## Goal
Go through the entries below and pick out every line with "woorden".

(Stored items from a collection)
────────────────

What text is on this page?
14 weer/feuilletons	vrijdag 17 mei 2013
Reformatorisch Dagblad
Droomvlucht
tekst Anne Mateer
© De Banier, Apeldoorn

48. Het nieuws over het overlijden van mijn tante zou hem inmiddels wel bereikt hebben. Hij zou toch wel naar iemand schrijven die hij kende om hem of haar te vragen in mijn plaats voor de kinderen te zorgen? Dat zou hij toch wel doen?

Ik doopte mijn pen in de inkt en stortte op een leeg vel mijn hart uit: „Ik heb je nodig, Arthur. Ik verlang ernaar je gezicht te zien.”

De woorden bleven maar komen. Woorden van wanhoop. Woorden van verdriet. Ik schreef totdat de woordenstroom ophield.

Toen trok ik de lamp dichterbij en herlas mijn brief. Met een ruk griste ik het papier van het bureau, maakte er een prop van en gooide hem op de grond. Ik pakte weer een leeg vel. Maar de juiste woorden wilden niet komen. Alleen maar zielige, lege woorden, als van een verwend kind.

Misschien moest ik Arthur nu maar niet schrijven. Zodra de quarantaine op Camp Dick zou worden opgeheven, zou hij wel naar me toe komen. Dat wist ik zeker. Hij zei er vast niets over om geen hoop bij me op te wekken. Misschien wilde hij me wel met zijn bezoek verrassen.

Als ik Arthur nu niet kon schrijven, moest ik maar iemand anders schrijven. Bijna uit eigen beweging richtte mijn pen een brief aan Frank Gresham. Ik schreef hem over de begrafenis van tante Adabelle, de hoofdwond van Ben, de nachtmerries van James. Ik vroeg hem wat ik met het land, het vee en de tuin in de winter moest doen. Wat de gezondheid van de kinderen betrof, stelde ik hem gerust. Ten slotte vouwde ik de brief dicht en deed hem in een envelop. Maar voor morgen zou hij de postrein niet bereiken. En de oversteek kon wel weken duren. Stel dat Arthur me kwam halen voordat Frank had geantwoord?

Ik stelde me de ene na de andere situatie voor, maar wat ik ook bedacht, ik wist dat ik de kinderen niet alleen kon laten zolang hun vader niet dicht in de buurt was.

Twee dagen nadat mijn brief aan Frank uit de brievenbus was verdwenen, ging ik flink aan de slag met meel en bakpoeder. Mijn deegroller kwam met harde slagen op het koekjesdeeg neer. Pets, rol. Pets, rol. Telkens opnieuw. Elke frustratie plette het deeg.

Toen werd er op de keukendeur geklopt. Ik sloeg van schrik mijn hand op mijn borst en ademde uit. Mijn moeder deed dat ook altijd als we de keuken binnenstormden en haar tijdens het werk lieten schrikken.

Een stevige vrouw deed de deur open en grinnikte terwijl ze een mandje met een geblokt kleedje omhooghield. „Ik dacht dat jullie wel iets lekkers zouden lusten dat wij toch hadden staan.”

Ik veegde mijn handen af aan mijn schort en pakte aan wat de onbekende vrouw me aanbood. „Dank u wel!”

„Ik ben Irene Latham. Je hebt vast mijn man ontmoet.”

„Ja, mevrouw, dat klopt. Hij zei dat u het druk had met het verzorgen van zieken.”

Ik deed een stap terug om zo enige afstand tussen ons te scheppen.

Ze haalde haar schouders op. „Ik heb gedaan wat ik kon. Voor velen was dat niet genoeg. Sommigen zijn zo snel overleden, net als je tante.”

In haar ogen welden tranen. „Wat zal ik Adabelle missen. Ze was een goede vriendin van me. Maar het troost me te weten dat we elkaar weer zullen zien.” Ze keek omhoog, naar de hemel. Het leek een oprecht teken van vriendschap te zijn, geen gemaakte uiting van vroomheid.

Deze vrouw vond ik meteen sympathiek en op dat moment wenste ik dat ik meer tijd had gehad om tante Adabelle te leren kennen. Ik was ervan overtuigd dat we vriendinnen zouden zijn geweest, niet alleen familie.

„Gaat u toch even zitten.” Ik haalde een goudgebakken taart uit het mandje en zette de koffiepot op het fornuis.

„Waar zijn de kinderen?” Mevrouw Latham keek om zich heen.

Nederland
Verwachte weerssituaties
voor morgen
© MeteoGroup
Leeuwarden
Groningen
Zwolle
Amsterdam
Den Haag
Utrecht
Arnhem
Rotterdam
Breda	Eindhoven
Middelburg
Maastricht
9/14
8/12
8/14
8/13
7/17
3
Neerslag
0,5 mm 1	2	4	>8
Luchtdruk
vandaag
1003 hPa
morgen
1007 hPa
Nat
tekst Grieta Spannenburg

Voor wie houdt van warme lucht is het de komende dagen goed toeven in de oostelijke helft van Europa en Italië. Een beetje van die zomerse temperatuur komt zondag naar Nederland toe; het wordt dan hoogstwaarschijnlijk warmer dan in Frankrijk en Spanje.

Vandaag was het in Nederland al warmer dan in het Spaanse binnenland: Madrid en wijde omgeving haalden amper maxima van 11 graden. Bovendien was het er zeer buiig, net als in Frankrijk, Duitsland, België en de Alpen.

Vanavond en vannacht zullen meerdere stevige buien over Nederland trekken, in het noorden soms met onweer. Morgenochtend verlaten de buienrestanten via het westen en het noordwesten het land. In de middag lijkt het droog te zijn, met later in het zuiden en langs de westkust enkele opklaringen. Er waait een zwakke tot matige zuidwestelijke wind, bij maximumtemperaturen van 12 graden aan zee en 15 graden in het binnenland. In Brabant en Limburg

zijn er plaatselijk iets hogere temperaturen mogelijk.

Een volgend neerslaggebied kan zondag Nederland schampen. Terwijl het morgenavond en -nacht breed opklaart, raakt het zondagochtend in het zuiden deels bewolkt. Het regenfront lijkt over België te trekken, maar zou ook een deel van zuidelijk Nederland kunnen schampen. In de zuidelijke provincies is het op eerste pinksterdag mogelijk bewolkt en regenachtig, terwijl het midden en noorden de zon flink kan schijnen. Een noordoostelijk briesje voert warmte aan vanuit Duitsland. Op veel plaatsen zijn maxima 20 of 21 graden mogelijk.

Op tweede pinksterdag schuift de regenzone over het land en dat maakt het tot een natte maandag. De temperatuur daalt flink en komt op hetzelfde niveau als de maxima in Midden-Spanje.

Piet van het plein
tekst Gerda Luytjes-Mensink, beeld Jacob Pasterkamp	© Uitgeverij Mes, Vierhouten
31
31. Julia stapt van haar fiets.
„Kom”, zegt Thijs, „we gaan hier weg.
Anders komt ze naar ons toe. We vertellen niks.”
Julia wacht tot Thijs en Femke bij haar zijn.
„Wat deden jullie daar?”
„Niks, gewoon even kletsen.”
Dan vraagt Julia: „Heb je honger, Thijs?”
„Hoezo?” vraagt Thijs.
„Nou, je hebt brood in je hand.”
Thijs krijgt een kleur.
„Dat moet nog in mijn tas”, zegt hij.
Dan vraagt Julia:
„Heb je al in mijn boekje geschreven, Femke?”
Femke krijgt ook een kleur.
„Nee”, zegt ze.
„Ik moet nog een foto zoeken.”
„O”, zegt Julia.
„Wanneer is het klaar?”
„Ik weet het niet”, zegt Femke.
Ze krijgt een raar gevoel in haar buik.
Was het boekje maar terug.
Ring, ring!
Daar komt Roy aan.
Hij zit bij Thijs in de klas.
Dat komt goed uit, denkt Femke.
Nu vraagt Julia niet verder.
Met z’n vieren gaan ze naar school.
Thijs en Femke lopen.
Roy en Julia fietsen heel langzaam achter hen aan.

────────────────

## Output of the exercise
De woorden bleven maar komen. Woorden van wanhoop. Woorden van verdriet. Ik schreef totdat de woordenstroom ophield.
Toen trok ik de lamp dichterbij en herlas mijn brief. Met een ruk griste ik het papier van het bureau, maakte er een prop van en gooide hem op de grond. Ik pakte weer een leeg vel. Maar de juiste woorden wilden niet komen. Alleen maar zielige, lege woorden, als van een verwend kind.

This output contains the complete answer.